--- start of Given data ---
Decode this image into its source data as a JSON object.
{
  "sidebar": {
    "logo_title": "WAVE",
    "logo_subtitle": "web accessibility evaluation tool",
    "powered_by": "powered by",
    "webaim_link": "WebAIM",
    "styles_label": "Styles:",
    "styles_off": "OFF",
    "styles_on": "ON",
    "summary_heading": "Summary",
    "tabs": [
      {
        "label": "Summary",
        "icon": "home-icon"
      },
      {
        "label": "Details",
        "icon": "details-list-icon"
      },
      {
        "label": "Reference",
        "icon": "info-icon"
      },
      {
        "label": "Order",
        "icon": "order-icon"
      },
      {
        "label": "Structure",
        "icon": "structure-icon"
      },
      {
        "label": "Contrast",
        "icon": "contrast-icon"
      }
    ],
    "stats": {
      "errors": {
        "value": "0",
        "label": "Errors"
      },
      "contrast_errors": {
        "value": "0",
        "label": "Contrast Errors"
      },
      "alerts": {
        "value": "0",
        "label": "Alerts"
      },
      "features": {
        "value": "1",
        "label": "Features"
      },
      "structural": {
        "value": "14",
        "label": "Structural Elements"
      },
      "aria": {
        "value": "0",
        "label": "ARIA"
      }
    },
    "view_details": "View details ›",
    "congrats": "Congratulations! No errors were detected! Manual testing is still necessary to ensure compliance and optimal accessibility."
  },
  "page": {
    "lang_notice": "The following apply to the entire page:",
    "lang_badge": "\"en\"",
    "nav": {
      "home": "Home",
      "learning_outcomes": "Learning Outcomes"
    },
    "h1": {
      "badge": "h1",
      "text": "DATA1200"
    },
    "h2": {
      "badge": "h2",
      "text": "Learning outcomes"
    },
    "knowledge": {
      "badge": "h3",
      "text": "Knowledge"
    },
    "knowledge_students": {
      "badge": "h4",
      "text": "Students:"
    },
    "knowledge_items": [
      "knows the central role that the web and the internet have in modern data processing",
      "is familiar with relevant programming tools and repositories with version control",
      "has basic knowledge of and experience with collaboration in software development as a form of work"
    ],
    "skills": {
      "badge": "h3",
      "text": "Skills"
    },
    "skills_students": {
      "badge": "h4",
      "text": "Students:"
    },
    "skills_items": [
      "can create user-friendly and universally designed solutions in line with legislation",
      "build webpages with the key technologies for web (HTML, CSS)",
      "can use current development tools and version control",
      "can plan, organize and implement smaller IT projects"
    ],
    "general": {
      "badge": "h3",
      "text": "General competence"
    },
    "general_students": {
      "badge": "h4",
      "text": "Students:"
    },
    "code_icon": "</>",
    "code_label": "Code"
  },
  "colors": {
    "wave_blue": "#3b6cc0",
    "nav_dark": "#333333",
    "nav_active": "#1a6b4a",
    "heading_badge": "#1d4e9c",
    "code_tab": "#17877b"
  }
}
--- end of Given data ---
Directions: In the lines above, locate the string "version". Copy every line where it occurs.

Completed task:
      "is familiar with relevant programming tools and repositories with version control",
      "can use current development tools and version control",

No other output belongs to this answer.